▸ Brief A:
Could you rewrite the stretch of the passage on sequencing TuneFace and TuneLiner from "How the Two" through "minimal by design.", changing "mid-cheek" to "upper cheek"?
▸ Brief B:
How would the passage on sequencing TuneFace and TuneLiner go on from its last line?

▸ Passage to read:
How the Two Protocols Are Sequenced
The sequencing of TuneFace and TuneLiner within a treatment plan — whether in a single session or across staged appointments — is determined by the physician based on the degree of laxity, tissue quality, and the patient’s recovery tolerance. Several principles guide that decision:
- Energy before threads. Delivering radiofrequency or ultrasound energy after thread placement risks displacing the threads or altering the intended coagulation response. Sequencing energy-based treatments first preserves thread position and allows both modalities to act on undisturbed tissue planes.
- Zone specificity. TuneFace mapping concentrates on the mid-cheek, zygoma, and periorbital area. TuneLiner mapping focuses on the mandibular border and lower jowl. Overlap is minimal by design.
- Staged versus same-session. For patients with significant laxity, staging the protocols across two appointments allows recovery between energy delivery and thread placement and gives the physician a more accurate read of the tissue response before the second modality is applied.
For patients who qualify, combining both protocols in a single plan — with appropriate sequencing — produces a result that addresses mid-face volume loss and mandibular drift as the distinct anatomical problems they are, rather than as a single “ageing face” concern.
Learn more about the physician-led design approach that underpins both protocols at /design-method.html, or review the lifting device options in more detail at /the-tuning.html.
FAQ
What is the difference between TuneFace and TuneLiner?
TuneFace is an energy-based mid-face lifting protocol using Ultherapy Prime and Oligio (monopolar radiofrequency) to address laxity and collagen loss at the SMAS and dermal levels. TuneLiner is a thread-based protocol using PDO threads placed along the mandibular line to mechanically reposition tissue and define the jawline. The two protocols target different anatomical zones and different tissue depths, and are frequently combined in a single lifting plan.
Can TuneFace and TuneLiner be done in the same session?

▸ Provided information:
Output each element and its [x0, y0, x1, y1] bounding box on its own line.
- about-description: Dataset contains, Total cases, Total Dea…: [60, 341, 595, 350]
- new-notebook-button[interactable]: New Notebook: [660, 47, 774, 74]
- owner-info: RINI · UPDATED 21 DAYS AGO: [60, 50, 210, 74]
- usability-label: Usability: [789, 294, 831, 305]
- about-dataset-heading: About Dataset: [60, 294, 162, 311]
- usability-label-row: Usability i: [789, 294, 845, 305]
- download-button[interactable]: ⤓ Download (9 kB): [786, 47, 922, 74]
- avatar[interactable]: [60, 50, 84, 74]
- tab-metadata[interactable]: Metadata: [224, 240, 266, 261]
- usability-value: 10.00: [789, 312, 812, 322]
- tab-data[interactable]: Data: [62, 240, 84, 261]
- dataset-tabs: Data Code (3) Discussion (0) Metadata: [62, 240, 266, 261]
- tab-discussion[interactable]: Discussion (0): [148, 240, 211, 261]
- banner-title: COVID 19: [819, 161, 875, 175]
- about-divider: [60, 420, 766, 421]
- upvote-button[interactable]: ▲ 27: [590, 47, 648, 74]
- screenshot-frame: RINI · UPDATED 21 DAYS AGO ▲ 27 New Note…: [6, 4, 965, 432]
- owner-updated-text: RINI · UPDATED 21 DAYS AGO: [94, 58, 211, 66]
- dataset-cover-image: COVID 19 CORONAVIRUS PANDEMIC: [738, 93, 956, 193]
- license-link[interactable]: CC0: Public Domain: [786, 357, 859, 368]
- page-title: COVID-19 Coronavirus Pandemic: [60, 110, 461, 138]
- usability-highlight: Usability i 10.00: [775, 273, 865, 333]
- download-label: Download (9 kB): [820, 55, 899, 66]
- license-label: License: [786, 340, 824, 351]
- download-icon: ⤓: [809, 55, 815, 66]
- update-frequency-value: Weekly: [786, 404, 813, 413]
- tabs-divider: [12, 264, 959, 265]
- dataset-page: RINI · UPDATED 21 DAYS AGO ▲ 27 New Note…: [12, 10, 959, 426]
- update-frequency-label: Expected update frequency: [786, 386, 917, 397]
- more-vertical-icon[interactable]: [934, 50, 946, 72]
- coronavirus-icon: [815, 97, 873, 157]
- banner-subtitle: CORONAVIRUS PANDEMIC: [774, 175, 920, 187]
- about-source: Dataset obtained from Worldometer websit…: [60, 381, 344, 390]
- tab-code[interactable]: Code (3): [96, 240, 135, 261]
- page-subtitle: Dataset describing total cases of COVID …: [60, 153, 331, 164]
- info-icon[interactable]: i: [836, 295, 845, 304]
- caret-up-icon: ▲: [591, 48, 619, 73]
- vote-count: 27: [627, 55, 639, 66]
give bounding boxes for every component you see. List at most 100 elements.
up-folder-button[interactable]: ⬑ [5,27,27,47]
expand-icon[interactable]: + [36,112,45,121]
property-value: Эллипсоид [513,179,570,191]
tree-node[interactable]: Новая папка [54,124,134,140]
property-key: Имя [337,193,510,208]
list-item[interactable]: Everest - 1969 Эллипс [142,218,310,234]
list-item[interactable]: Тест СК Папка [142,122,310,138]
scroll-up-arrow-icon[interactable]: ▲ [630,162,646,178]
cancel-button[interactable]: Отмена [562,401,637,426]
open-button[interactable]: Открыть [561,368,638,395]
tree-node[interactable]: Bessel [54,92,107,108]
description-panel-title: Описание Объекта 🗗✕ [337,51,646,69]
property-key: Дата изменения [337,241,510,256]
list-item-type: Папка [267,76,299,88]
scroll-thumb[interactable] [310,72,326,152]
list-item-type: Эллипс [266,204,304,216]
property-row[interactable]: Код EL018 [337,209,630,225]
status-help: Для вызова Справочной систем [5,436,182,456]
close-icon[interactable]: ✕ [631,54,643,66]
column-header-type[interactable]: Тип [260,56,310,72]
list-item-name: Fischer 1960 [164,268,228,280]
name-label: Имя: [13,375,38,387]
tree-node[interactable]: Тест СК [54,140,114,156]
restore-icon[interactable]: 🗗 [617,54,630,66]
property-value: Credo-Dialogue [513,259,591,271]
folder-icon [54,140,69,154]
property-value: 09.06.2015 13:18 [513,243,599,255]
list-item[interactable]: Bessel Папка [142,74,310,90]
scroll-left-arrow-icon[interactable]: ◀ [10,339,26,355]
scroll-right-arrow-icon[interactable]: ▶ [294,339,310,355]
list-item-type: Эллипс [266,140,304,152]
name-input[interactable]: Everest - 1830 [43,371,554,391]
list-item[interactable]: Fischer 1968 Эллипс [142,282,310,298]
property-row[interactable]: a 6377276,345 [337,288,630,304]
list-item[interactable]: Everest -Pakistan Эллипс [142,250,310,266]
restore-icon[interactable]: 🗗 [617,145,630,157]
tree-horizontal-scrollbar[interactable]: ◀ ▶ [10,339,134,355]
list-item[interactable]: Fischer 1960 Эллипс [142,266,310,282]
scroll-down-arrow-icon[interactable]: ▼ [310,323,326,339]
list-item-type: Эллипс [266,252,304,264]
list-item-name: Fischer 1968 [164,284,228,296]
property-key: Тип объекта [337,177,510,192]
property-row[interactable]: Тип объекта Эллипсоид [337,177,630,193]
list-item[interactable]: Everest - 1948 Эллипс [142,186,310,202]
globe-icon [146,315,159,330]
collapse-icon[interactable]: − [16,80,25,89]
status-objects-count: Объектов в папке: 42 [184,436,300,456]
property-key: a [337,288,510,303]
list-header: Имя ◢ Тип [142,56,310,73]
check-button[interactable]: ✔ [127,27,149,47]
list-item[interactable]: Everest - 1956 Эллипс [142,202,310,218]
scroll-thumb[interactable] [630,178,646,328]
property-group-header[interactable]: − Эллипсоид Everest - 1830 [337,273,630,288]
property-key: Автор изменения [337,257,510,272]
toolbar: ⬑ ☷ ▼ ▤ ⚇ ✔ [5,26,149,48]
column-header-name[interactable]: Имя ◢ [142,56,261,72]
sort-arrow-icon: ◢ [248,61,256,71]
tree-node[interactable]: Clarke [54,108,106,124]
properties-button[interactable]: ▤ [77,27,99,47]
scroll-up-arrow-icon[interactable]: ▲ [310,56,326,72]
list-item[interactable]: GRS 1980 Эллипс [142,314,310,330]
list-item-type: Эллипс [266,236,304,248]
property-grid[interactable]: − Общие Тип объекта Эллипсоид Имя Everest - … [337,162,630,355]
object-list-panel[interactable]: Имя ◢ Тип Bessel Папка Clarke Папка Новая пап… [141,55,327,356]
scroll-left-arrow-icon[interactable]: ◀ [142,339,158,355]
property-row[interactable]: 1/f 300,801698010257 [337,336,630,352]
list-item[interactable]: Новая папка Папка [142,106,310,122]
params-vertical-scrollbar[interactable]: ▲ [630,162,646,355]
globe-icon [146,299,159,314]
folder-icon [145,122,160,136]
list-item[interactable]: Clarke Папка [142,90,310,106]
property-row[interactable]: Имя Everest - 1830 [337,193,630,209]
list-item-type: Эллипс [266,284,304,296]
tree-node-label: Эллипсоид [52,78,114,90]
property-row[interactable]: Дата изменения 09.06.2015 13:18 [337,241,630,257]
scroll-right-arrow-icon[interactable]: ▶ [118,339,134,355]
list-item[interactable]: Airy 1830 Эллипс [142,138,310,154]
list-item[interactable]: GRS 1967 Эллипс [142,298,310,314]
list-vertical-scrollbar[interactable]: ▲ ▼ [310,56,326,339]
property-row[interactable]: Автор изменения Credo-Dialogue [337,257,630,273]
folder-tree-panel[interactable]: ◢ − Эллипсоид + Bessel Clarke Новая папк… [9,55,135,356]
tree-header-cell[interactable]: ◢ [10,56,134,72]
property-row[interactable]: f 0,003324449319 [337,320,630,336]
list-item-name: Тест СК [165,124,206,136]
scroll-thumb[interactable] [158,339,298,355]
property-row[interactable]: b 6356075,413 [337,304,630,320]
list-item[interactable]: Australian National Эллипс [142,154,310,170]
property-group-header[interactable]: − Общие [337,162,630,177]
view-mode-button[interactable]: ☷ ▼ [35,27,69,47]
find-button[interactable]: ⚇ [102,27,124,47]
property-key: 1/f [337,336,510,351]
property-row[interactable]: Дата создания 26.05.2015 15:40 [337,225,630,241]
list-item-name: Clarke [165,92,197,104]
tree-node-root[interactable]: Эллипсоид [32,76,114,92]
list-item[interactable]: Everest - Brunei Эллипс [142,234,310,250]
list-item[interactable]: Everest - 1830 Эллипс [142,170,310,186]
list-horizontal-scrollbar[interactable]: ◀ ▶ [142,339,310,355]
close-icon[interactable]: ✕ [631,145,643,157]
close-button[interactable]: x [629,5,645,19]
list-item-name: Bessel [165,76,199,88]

▸ Response A:
How the Two Protocols Are Sequenced
The sequencing of TuneFace and TuneLiner within a treatment plan — whether in a single session or across staged appointments — is determined by the physician based on the degree of laxity, tissue quality, and the patient’s recovery tolerance. Several principles guide that decision:
- Energy before threads. Delivering radiofrequency or ultrasound energy after thread placement risks displacing the threads or altering the intended coagulation response. Sequencing energy-based treatments first preserves thread position and allows both modalities to act on undisturbed tissue planes.
- Zone specificity. TuneFace mapping concentrates on the upper cheek, zygoma, and periorbital area. TuneLiner mapping focuses on the mandibular border and lower jowl. Overlap is minimal by design.

▸ Response B:
For some patients, yes — though the physician will assess tissue quality, degree of laxity, and recovery tolerance before recommending a combined single-session plan versus a staged approach. When both are done together, energy-based treatments are performed before thread placement to avoid disrupting thread position or altering the coagulation response.
How long does it take to see results from a layered lifting protocol?
Thread placement produces an immediate mechanical vector correction that is visible within days. The collagen remodeling stimulated by Ultherapy and monopolar radiofrequency develops gradually, with results typically continuing to improve over several months as the deeper structural response matures. The full combined result of a layered protocol is generally assessed at around three to six months.
Is this protocol suitable for all skin types and ages?
The appropriateness of TuneFace, TuneLiner, or both depends on the individual anatomy — specifically the degree and type of laxity, tissue thickness, and whether volume loss is contributing to the apparent concern. In some patients, injectable volume restoration may be indicated before or alongside energy-based lifting. A physician consultation and facial mapping session is the starting point for any layered plan.
Do PDO threads from TuneLiner require downtime?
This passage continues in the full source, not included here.